**WHAT THIS TASK INVOLVES**
Pull out every line of the records that contains the word "realizar", and note that case counts when matching.

— begin EXCERPTED DATA —

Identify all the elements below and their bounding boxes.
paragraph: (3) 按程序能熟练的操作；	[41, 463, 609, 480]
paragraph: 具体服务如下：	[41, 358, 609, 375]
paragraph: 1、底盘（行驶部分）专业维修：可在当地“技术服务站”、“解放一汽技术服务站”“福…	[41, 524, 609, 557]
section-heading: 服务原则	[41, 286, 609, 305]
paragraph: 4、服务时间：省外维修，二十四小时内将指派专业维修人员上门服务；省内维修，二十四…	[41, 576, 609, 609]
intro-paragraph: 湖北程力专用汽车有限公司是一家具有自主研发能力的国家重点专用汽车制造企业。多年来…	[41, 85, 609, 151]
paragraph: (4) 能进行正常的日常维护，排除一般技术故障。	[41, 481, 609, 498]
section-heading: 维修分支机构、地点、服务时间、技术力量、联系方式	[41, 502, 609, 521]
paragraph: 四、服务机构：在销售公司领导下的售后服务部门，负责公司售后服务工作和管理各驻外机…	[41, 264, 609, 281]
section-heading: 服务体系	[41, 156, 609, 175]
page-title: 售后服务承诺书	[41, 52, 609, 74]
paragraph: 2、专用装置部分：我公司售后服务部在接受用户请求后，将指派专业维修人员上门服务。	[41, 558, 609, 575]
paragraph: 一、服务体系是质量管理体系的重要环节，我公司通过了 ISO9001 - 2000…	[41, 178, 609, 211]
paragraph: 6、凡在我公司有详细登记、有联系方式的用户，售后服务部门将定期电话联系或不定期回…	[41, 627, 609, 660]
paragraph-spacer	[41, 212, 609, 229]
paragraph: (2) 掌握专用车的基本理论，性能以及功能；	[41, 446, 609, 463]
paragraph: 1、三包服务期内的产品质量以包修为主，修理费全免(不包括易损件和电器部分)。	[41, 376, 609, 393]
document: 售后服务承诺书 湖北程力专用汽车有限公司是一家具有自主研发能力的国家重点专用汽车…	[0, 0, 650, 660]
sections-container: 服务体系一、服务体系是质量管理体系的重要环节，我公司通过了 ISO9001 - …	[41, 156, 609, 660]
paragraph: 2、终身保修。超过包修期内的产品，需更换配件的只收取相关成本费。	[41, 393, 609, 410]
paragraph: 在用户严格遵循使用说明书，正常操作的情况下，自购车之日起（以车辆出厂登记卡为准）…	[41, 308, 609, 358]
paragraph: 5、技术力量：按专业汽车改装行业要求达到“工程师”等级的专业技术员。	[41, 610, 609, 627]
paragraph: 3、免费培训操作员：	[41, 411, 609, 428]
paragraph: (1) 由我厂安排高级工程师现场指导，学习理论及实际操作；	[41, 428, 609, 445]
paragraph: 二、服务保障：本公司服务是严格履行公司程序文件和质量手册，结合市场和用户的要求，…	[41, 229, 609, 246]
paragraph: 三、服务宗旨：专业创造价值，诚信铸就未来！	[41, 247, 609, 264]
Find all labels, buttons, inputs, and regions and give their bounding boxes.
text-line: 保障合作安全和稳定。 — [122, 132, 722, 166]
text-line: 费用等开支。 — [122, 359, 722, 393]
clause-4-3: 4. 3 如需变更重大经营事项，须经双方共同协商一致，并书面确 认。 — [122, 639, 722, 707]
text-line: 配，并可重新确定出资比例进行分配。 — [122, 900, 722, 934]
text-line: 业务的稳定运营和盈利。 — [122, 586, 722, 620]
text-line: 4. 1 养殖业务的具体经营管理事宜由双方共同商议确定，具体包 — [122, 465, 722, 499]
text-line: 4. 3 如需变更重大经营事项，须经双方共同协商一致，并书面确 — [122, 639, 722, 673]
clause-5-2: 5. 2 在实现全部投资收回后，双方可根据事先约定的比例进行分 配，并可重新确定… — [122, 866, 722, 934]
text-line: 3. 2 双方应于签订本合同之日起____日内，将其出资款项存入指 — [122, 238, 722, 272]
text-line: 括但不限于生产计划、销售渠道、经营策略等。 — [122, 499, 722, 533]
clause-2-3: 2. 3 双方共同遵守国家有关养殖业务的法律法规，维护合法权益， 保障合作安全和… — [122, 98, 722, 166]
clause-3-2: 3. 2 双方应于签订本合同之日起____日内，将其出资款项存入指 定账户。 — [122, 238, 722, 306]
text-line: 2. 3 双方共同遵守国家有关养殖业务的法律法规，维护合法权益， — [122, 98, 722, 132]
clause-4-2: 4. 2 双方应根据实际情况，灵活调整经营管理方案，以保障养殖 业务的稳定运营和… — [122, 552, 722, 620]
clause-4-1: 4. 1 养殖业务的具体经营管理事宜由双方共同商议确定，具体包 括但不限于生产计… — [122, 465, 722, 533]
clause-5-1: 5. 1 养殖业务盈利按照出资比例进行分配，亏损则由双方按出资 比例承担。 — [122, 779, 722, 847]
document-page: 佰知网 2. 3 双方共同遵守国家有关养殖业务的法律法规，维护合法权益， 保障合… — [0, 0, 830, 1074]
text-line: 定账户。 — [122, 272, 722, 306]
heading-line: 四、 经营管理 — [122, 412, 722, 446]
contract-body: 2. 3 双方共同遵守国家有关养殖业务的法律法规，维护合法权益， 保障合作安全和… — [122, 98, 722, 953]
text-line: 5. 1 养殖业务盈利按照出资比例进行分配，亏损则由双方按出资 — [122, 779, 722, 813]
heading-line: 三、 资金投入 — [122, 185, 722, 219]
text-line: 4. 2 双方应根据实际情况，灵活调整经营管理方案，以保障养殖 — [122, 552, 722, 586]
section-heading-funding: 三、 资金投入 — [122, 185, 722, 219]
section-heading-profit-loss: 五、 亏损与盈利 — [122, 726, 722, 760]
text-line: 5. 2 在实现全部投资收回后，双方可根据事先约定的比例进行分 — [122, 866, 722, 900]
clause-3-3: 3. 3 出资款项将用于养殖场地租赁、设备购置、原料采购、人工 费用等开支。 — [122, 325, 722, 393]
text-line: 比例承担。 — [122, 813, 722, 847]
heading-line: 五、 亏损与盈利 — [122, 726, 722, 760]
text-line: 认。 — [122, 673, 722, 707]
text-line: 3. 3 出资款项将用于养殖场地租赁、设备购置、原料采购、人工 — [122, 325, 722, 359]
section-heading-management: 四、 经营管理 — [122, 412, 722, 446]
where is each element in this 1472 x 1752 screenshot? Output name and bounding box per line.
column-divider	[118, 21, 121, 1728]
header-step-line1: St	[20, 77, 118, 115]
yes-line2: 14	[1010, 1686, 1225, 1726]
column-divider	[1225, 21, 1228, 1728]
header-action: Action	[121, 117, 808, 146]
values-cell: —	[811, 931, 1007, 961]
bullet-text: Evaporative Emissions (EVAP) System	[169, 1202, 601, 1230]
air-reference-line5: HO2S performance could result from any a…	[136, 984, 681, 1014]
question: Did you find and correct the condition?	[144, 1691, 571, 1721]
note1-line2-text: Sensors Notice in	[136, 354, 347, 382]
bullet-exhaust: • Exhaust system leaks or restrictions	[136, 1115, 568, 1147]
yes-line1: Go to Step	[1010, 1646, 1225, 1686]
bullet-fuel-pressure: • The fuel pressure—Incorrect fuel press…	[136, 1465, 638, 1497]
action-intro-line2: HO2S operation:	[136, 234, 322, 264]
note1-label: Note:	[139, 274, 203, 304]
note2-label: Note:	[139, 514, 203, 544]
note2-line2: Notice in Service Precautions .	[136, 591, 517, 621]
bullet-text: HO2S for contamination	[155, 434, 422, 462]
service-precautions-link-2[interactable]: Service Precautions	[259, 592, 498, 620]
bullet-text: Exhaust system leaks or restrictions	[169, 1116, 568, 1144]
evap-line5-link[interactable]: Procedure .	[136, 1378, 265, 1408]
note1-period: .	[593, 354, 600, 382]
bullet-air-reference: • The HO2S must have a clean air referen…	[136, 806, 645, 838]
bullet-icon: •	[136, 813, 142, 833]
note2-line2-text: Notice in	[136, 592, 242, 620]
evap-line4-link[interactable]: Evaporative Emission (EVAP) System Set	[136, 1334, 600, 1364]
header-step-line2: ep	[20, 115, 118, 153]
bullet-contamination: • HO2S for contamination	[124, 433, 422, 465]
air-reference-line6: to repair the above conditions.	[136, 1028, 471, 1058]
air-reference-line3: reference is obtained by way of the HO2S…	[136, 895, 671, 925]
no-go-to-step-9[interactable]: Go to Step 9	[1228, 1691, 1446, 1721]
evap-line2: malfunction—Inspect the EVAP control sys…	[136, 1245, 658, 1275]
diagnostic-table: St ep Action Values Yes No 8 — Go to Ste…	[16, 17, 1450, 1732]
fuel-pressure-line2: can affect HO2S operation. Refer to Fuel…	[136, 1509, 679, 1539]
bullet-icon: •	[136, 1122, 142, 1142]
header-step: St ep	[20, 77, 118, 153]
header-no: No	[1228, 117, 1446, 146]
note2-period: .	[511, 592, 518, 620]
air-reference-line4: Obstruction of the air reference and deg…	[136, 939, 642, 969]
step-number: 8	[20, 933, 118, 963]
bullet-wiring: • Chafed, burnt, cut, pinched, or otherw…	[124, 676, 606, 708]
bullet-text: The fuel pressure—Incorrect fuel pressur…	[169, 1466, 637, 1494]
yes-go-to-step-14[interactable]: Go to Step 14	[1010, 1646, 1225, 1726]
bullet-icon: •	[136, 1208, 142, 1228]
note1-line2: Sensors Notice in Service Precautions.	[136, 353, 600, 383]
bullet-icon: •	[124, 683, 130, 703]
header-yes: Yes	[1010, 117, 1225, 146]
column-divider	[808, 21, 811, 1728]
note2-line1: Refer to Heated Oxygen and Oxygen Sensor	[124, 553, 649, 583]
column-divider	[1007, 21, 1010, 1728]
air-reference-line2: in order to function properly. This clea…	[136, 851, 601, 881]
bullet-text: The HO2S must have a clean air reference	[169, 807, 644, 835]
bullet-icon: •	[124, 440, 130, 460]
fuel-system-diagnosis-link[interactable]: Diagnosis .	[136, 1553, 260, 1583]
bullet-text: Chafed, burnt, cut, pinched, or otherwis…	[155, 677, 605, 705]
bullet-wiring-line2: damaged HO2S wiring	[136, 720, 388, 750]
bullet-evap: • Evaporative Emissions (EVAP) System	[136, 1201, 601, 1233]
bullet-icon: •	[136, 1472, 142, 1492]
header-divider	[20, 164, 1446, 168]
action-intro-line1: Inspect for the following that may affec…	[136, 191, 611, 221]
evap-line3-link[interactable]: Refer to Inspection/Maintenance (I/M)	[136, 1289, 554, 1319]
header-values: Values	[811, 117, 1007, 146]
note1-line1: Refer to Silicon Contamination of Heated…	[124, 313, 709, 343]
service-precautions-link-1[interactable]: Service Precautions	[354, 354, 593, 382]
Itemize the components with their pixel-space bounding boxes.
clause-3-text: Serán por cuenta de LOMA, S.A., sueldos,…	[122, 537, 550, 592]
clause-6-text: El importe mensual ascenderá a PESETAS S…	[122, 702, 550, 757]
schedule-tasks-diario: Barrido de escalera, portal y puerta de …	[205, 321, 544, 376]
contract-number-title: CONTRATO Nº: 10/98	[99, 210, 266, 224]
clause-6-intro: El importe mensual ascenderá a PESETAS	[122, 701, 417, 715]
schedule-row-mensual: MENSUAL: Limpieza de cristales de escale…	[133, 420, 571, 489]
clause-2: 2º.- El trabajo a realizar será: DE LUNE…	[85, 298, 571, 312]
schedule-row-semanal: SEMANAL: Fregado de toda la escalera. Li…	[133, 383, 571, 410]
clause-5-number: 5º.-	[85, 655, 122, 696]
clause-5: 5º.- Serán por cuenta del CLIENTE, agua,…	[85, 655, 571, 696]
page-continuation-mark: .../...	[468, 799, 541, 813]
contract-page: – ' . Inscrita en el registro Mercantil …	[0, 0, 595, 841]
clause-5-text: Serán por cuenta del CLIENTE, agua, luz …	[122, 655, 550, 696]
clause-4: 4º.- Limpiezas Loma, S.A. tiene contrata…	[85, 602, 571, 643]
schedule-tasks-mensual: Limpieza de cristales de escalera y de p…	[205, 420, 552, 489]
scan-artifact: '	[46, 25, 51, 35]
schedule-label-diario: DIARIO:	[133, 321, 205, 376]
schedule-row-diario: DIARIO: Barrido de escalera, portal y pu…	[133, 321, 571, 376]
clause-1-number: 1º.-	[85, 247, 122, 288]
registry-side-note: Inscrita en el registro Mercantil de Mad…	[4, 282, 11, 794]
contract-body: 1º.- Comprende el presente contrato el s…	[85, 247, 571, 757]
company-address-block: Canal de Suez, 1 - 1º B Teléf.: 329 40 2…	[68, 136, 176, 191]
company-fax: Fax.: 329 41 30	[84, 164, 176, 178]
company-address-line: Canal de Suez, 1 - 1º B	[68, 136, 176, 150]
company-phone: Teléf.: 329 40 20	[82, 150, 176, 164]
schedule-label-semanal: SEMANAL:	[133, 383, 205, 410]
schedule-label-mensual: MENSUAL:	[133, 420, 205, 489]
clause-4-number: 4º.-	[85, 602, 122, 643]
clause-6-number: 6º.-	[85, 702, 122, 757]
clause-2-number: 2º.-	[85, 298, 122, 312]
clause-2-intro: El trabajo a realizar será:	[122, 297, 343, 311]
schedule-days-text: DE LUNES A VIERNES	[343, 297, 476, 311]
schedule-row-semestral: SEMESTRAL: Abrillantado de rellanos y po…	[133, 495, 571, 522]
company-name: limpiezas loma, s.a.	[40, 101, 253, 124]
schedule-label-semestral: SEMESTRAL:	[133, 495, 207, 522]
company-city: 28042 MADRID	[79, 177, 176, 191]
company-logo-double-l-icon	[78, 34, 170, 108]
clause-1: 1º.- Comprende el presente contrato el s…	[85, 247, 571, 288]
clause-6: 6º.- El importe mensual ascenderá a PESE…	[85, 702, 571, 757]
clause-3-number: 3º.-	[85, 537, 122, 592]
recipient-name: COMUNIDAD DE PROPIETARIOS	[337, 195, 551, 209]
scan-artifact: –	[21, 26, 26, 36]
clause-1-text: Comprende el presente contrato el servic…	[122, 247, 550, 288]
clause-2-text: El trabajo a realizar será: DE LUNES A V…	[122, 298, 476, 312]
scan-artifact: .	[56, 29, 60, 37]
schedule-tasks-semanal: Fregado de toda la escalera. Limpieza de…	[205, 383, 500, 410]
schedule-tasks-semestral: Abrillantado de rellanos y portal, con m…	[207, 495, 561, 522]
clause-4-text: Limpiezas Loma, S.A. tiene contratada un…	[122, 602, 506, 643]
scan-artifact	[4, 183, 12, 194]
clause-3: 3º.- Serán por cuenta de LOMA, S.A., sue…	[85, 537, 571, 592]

— end EXCERPTED DATA —

**CORRECT RESPONSE**
clause-2: 2º.- El trabajo a realizar será: DE LUNE…	[85, 298, 571, 312]
clause-2-intro: El trabajo a realizar será:	[122, 297, 343, 311]
clause-2-text: El trabajo a realizar será: DE LUNES A V…	[122, 298, 476, 312]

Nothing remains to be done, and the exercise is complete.